══ Data extract ══
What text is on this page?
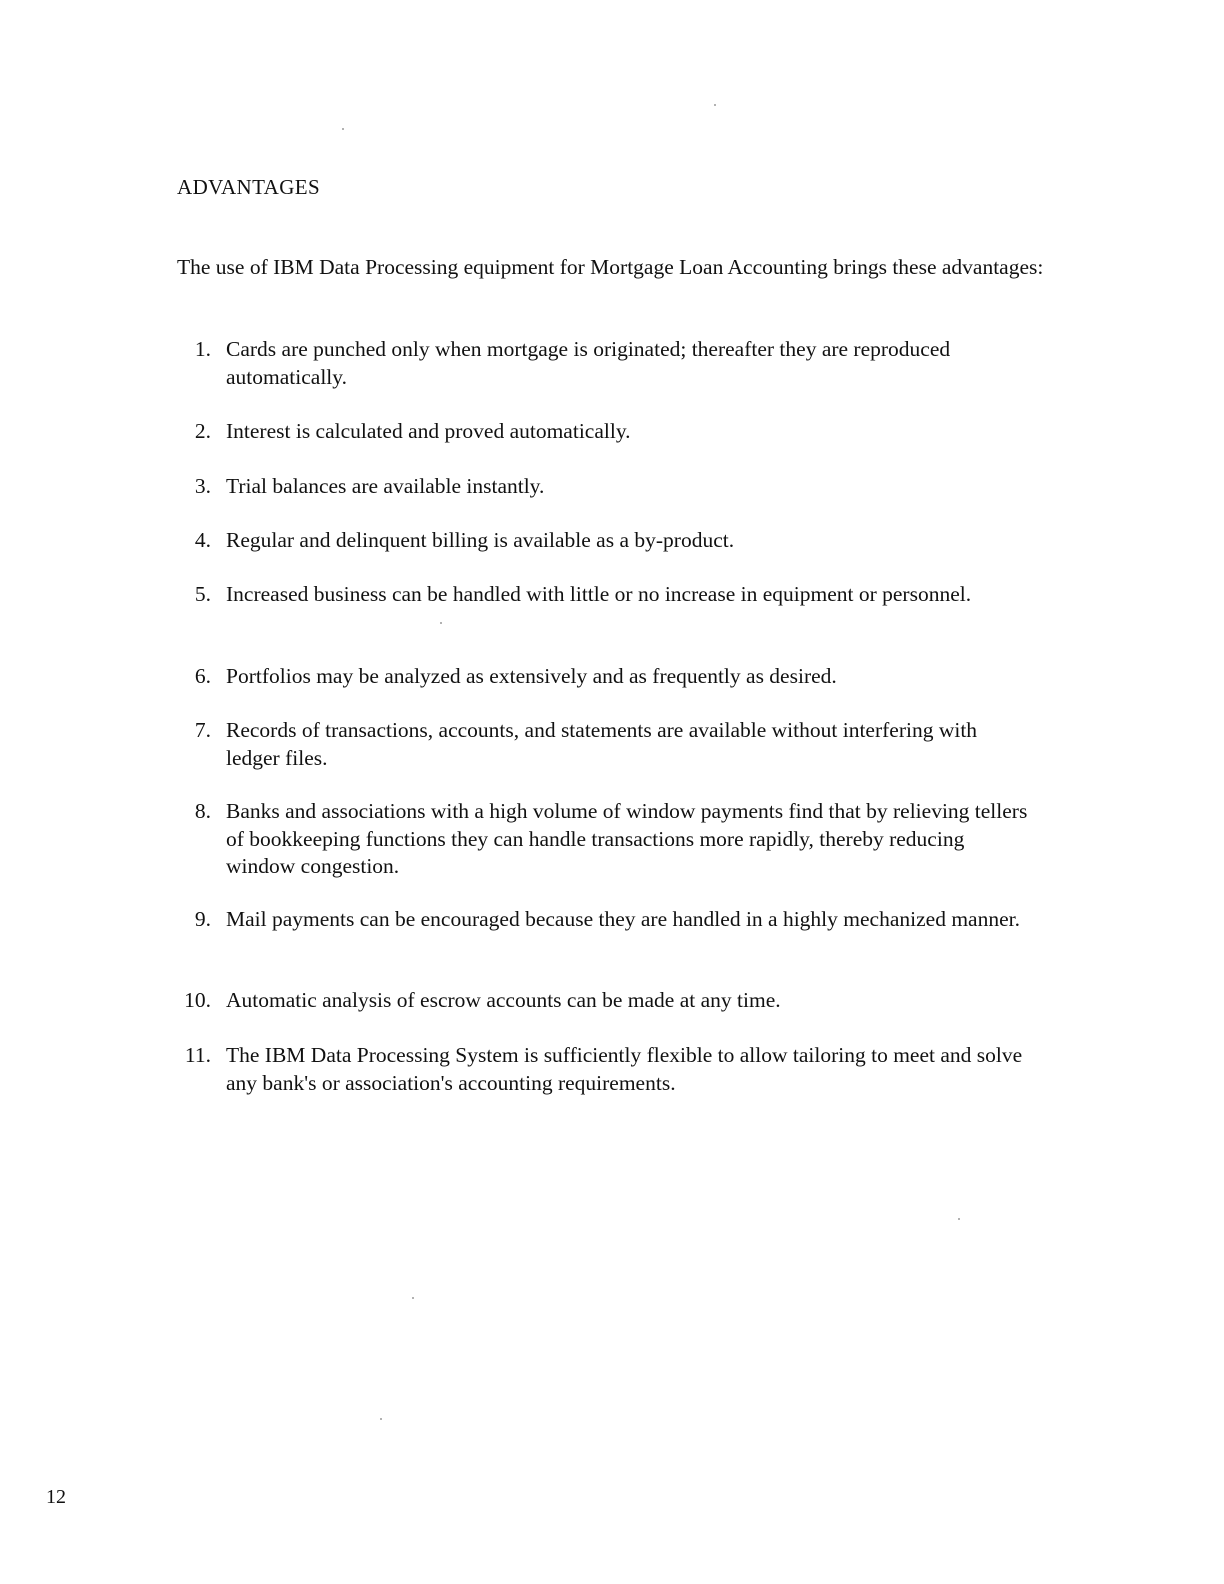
ADVANTAGES

The use of IBM Data Processing equipment for Mortgage Loan Accounting brings these advantages:

1. Cards are punched only when mortgage is originated; thereafter they are reproduced automatically.
2. Interest is calculated and proved automatically.
3. Trial balances are available instantly.
4. Regular and delinquent billing is available as a by-product.
5. Increased business can be handled with little or no increase in equipment or personnel.
6. Portfolios may be analyzed as extensively and as frequently as desired.
7. Records of transactions, accounts, and statements are available without interfering with ledger files.
8. Banks and associations with a high volume of window payments find that by relieving tellers of bookkeeping functions they can handle transactions more rapidly, thereby reducing window congestion.
9. Mail payments can be encouraged because they are handled in a highly mechanized manner.
10. Automatic analysis of escrow accounts can be made at any time.
11. The IBM Data Processing System is sufficiently flexible to allow tailoring to meet and solve any bank's or association's accounting requirements.
12
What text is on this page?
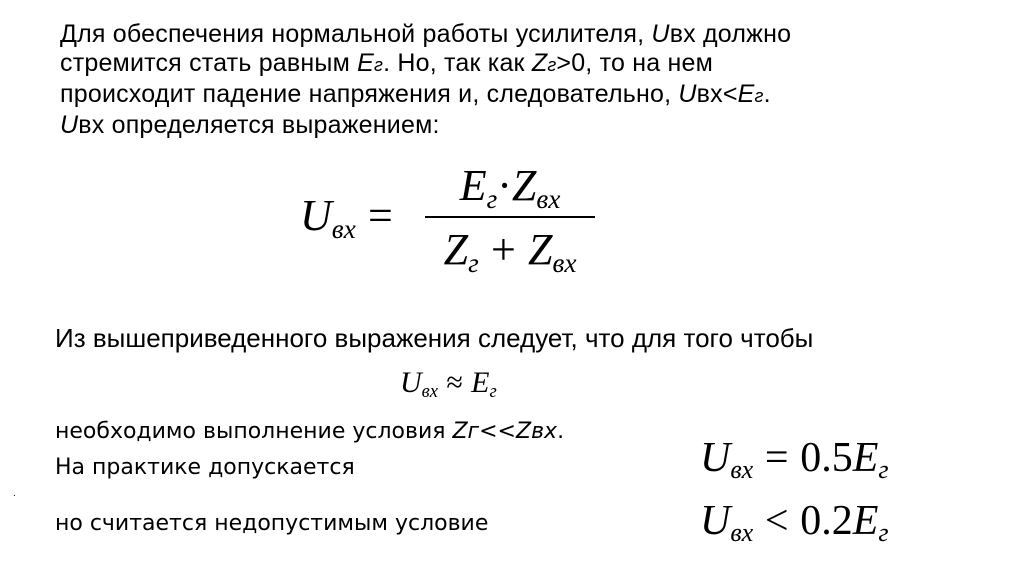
Для обеспечения нормальной работы усилителя, Uвх должно
стремится стать равным Eг. Но, так как Zг>0, то на нем
происходит падение напряжения и, следовательно, Uвх<Eг.
Uвх определяется выражением:
Uвх =
Eг·Zвх
Zг + Zвх
Из вышеприведенного выражения следует, что для того чтобы
Uвх ≈ Eг
необходимо выполнение условия Zг<<Zвх.
На практике допускается	Uвх = 0.5Eг
но считается недопустимым условие	Uвх < 0.2Eг
.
═══
Exercise
Which lines in the records above contain the string "payments"? Copy each one.

Finished exercise
8. Banks and associations with a high volume of window payments find that by relieving tellers of bookkeeping functions they can handle transactions more rapidly, thereby reducing window congestion.
9. Mail payments can be encouraged because they are handled in a highly mechanized manner.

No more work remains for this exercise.